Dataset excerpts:
=====

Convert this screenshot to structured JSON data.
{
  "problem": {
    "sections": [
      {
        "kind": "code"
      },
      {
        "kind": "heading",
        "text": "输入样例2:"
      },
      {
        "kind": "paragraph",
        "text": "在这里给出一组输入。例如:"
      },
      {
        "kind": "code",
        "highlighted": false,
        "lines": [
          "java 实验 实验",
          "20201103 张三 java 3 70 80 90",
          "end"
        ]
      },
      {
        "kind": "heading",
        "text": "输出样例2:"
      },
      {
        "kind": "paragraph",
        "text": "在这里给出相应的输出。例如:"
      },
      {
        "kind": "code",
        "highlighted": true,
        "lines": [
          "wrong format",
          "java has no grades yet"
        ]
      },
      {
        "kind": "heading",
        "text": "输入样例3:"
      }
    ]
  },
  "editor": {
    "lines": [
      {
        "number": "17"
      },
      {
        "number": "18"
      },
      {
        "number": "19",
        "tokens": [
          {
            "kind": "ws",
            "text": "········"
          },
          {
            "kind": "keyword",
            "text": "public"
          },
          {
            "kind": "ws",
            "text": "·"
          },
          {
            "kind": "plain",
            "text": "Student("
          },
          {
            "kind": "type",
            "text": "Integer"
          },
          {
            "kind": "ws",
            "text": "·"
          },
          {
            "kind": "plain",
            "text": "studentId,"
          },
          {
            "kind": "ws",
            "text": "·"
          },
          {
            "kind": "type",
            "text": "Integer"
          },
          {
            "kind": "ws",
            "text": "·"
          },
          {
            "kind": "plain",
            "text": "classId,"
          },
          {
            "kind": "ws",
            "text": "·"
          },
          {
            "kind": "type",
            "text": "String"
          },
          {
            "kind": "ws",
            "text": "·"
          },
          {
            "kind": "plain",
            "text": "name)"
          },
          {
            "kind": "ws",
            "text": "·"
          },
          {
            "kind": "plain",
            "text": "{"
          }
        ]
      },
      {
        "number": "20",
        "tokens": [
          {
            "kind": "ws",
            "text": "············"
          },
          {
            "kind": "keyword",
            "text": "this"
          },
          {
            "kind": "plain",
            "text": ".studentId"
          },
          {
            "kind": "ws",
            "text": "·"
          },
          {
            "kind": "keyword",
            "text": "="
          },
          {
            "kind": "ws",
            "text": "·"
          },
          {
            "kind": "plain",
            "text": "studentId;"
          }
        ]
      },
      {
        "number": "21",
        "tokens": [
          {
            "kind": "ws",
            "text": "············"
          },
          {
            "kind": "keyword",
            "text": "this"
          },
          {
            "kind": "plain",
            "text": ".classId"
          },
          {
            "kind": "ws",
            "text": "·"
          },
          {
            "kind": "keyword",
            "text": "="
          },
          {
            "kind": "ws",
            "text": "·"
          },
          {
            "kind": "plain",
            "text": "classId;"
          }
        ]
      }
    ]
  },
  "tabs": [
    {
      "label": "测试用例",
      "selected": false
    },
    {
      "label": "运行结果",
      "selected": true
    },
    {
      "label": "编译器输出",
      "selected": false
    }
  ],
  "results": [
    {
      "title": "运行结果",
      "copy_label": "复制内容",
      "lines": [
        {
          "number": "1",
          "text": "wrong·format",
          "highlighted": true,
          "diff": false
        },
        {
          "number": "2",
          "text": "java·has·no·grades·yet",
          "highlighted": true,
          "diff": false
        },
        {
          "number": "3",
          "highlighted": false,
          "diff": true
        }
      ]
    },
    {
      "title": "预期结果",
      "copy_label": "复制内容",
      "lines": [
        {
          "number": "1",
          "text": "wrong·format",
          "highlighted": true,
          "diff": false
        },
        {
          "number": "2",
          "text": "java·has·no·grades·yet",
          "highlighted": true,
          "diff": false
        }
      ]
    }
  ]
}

=====

(Task requirements): In this exercise, repeat all entries exactly.

(The output):
Convert this screenshot to structured JSON data.
{
  "problem": {
    "sections": [
      {
        "kind": "code"
      },
      {
        "kind": "heading",
        "text": "输入样例2:"
      },
      {
        "kind": "paragraph",
        "text": "在这里给出一组输入。例如:"
      },
      {
        "kind": "code",
        "highlighted": false,
        "lines": [
          "java 实验 实验",
          "20201103 张三 java 3 70 80 90",
          "end"
        ]
      },
      {
        "kind": "heading",
        "text": "输出样例2:"
      },
      {
        "kind": "paragraph",
        "text": "在这里给出相应的输出。例如:"
      },
      {
        "kind": "code",
        "highlighted": true,
        "lines": [
          "wrong format",
          "java has no grades yet"
        ]
      },
      {
        "kind": "heading",
        "text": "输入样例3:"
      }
    ]
  },
  "editor": {
    "lines": [
      {
        "number": "17"
      },
      {
        "number": "18"
      },
      {
        "number": "19",
        "tokens": [
          {
            "kind": "ws",
            "text": "········"
          },
          {
            "kind": "keyword",
            "text": "public"
          },
          {
            "kind": "ws",
            "text": "·"
          },
          {
            "kind": "plain",
            "text": "Student("
          },
          {
            "kind": "type",
            "text": "Integer"
          },
          {
            "kind": "ws",
            "text": "·"
          },
          {
            "kind": "plain",
            "text": "studentId,"
          },
          {
            "kind": "ws",
            "text": "·"
          },
          {
            "kind": "type",
            "text": "Integer"
          },
          {
            "kind": "ws",
            "text": "·"
          },
          {
            "kind": "plain",
            "text": "classId,"
          },
          {
            "kind": "ws",
            "text": "·"
          },
          {
            "kind": "type",
            "text": "String"
          },
          {
            "kind": "ws",
            "text": "·"
          },
          {
            "kind": "plain",
            "text": "name)"
          },
          {
            "kind": "ws",
            "text": "·"
          },
          {
            "kind": "plain",
            "text": "{"
          }
        ]
      },
      {
        "number": "20",
        "tokens": [
          {
            "kind": "ws",
            "text": "············"
          },
          {
            "kind": "keyword",
            "text": "this"
          },
          {
            "kind": "plain",
            "text": ".studentId"
          },
          {
            "kind": "ws",
            "text": "·"
          },
          {
            "kind": "keyword",
            "text": "="
          },
          {
            "kind": "ws",
            "text": "·"
          },
          {
            "kind": "plain",
            "text": "studentId;"
          }
        ]
      },
      {
        "number": "21",
        "tokens": [
          {
            "kind": "ws",
            "text": "············"
          },
          {
            "kind": "keyword",
            "text": "this"
          },
          {
            "kind": "plain",
            "text": ".classId"
          },
          {
            "kind": "ws",
            "text": "·"
          },
          {
            "kind": "keyword",
            "text": "="
          },
          {
            "kind": "ws",
            "text": "·"
          },
          {
            "kind": "plain",
            "text": "classId;"
          }
        ]
      }
    ]
  },
  "tabs": [
    {
      "label": "测试用例",
      "selected": false
    },
    {
      "label": "运行结果",
      "selected": true
    },
    {
      "label": "编译器输出",
      "selected": false
    }
  ],
  "results": [
    {
      "title": "运行结果",
      "copy_label": "复制内容",
      "lines": [
        {
          "number": "1",
          "text": "wrong·format",
          "highlighted": true,
          "diff": false
        },
        {
          "number": "2",
          "text": "java·has·no·grades·yet",
          "highlighted": true,
          "diff": false
        },
        {
          "number": "3",
          "highlighted": false,
          "diff": true
        }
      ]
    },
    {
      "title": "预期结果",
      "copy_label": "复制内容",
      "lines": [
        {
          "number": "1",
          "text": "wrong·format",
          "highlighted": true,
          "diff": false
        },
        {
          "number": "2",
          "text": "java·has·no·grades·yet",
          "highlighted": true,
          "diff": false
        }
      ]
    }
  ]
}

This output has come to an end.